YOUR OBJECTIVE —
Pick out all lines with the word "countries" from the records that follow.

Stored records
○ ○ ○ ○ ○ ○ ○

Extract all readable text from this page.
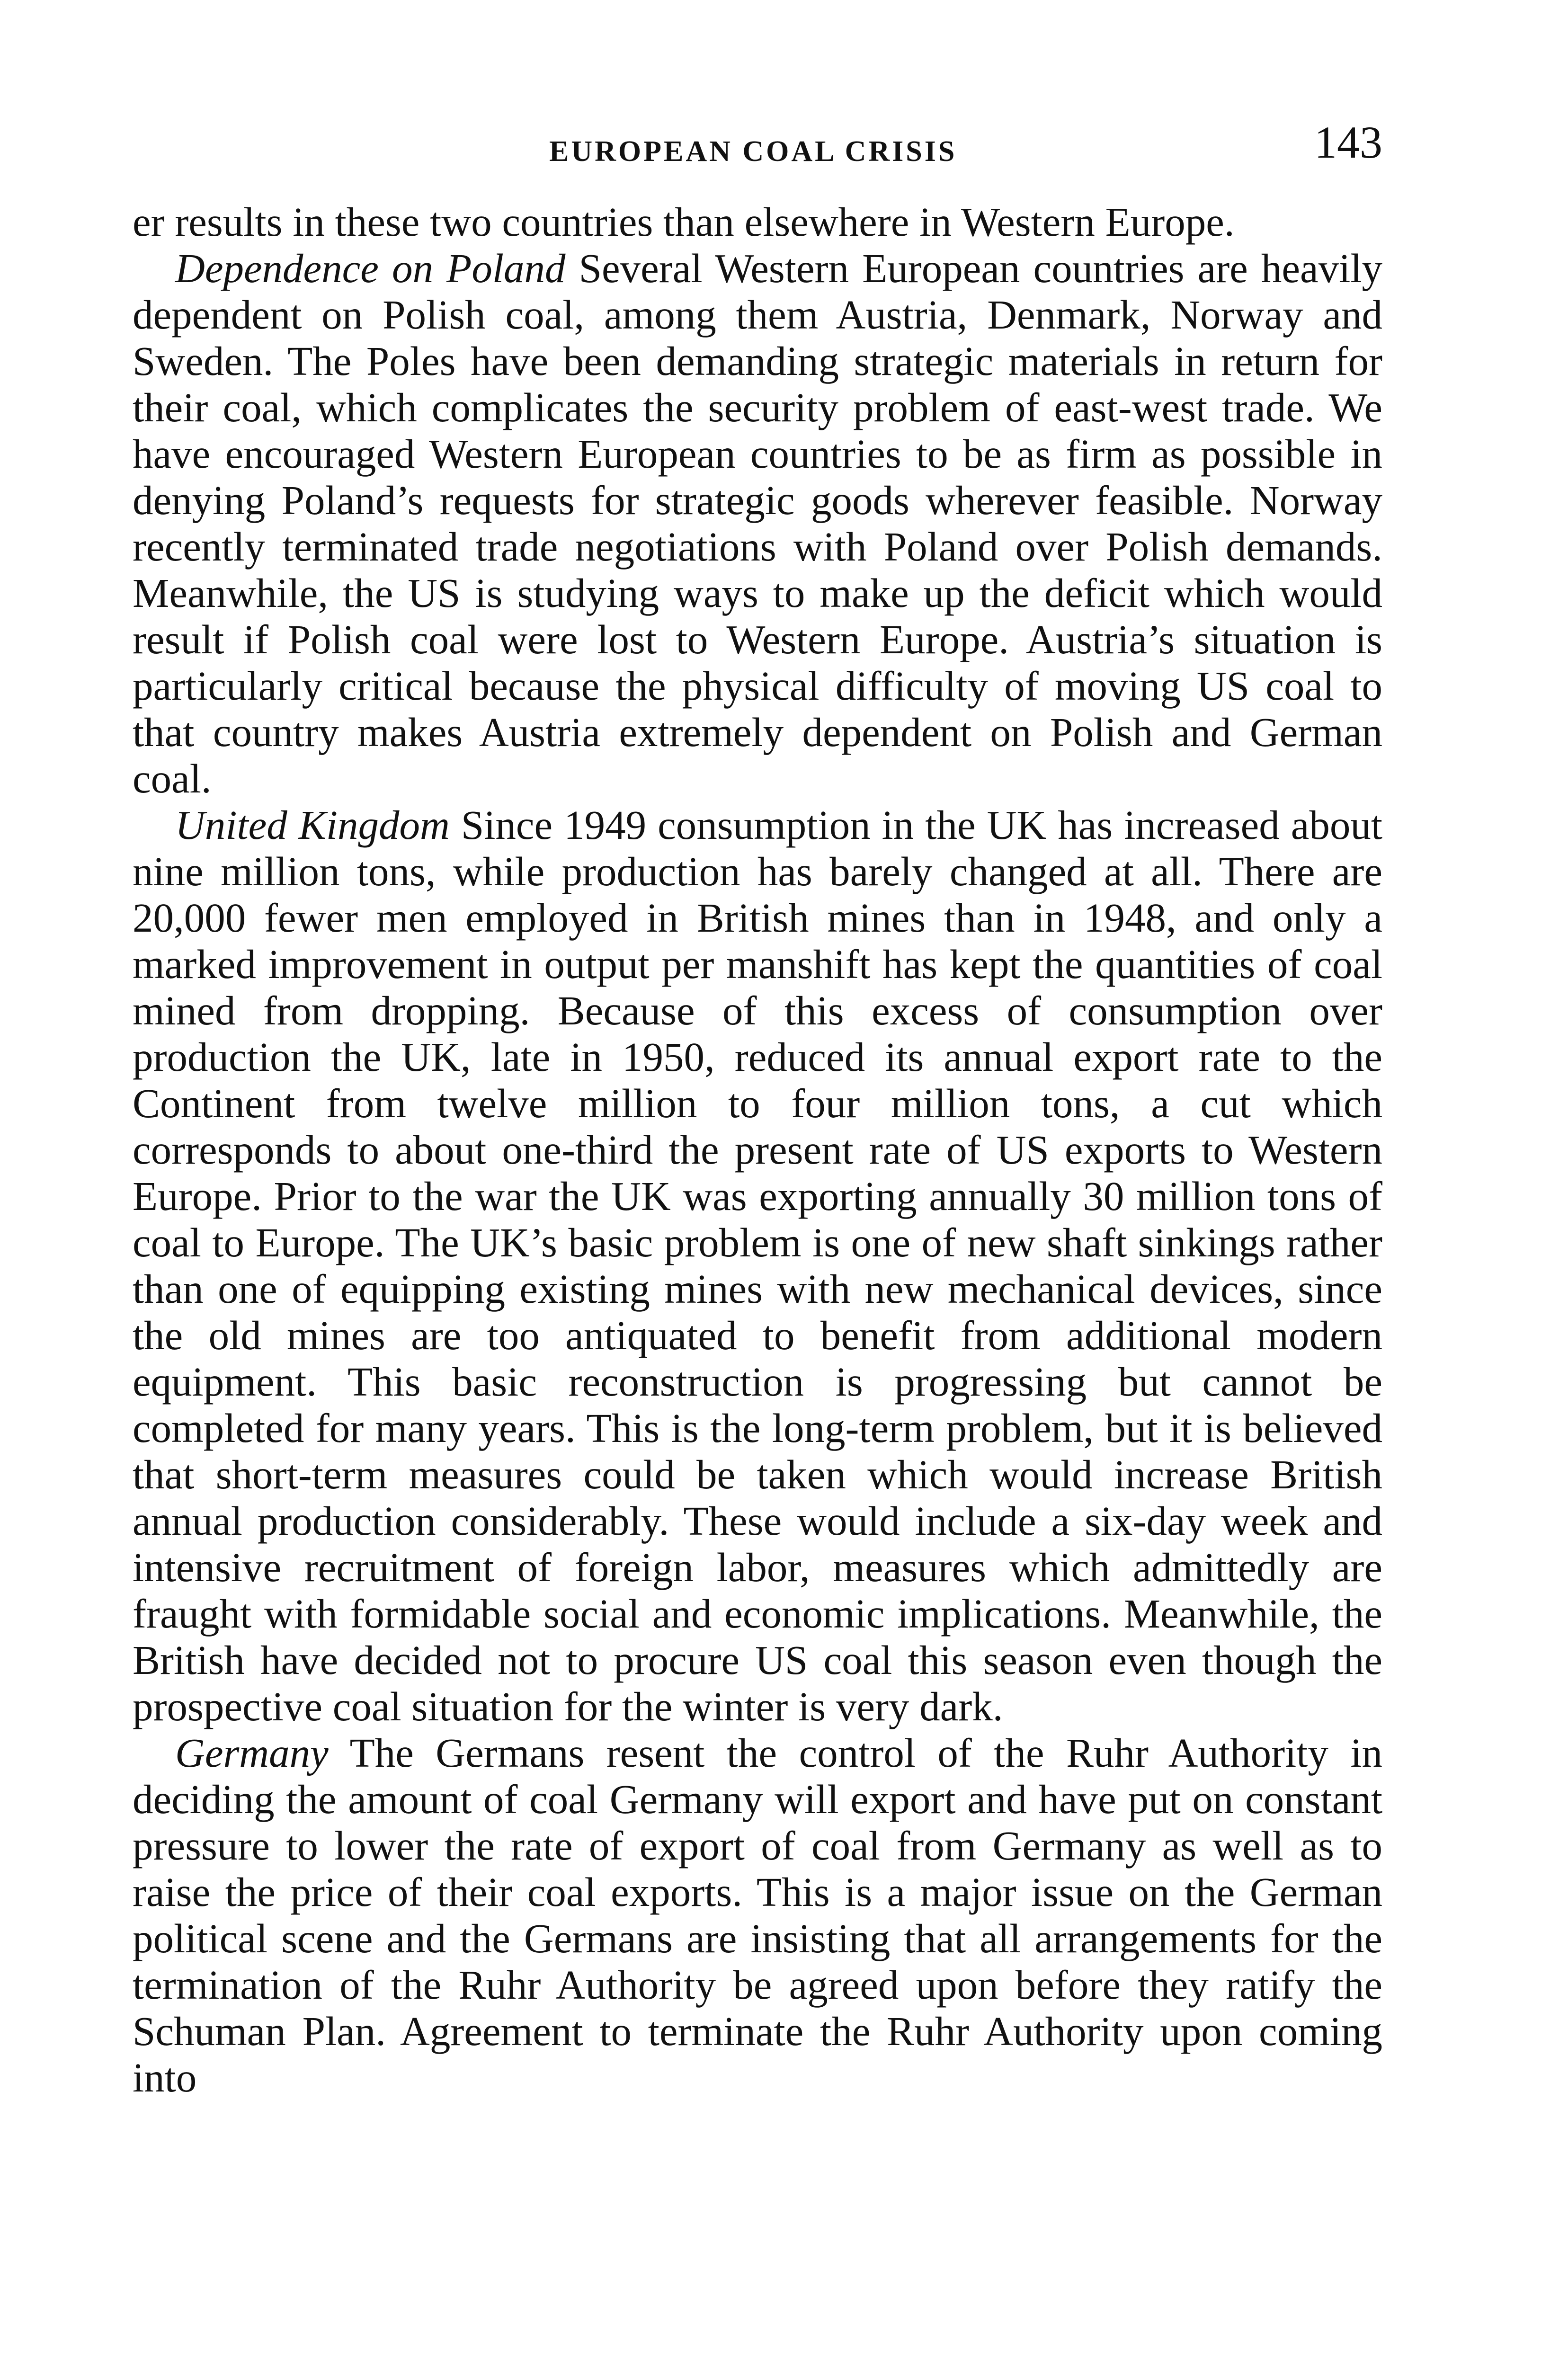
EUROPEAN COAL CRISIS	143

er results in these two countries than elsewhere in Western Europe.

Dependence on Poland Several Western European countries are heavily dependent on Polish coal, among them Austria, Denmark, Norway and Sweden. The Poles have been demanding strategic materials in return for their coal, which complicates the security problem of east-west trade. We have encouraged Western European countries to be as firm as possible in denying Poland’s requests for strategic goods wherever feasible. Norway recently terminated trade negotiations with Poland over Polish demands. Meanwhile, the US is studying ways to make up the deficit which would result if Polish coal were lost to Western Europe. Austria’s situation is particularly critical because the physical difficulty of moving US coal to that country makes Austria extremely dependent on Polish and German coal.

United Kingdom Since 1949 consumption in the UK has increased about nine million tons, while production has barely changed at all. There are 20,000 fewer men employed in British mines than in 1948, and only a marked improvement in output per manshift has kept the quantities of coal mined from dropping. Because of this excess of consumption over production the UK, late in 1950, reduced its annual export rate to the Continent from twelve million to four million tons, a cut which corresponds to about one-third the present rate of US exports to Western Europe. Prior to the war the UK was exporting annually 30 million tons of coal to Europe. The UK’s basic problem is one of new shaft sinkings rather than one of equipping existing mines with new mechanical devices, since the old mines are too antiquated to benefit from additional modern equipment. This basic reconstruction is progressing but cannot be completed for many years. This is the long-term problem, but it is believed that short-term measures could be taken which would increase British annual production considerably. These would include a six-day week and intensive recruitment of foreign labor, measures which admittedly are fraught with formidable social and economic implications. Meanwhile, the British have decided not to procure US coal this season even though the prospective coal situation for the winter is very dark.

Germany The Germans resent the control of the Ruhr Authority in deciding the amount of coal Germany will export and have put on constant pressure to lower the rate of export of coal from Germany as well as to raise the price of their coal exports. This is a major issue on the German political scene and the Germans are insisting that all arrangements for the termination of the Ruhr Authority be agreed upon before they ratify the Schuman Plan. Agreement to terminate the Ruhr Authority upon coming into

○ ○ ○ ○ ○ ○ ○

SOLUTION TO THIS EXERCISE —
er results in these two countries than elsewhere in Western Europe.
Dependence on Poland Several Western European countries are heavily dependent on Polish coal, among them Austria, Denmark, Norway and Sweden. The Poles have been demanding strategic materials in return for their coal, which complicates the security problem of east-west trade. We have encouraged Western European countries to be as firm as possible in denying Poland’s requests for strategic goods wherever feasible. Norway recently terminated trade negotiations with Poland over Polish demands. Meanwhile, the US is studying ways to make up the deficit which would result if Polish coal were lost to Western Europe. Austria’s situation is particularly critical because the physical difficulty of moving US coal to that country makes Austria extremely dependent on Polish and German coal.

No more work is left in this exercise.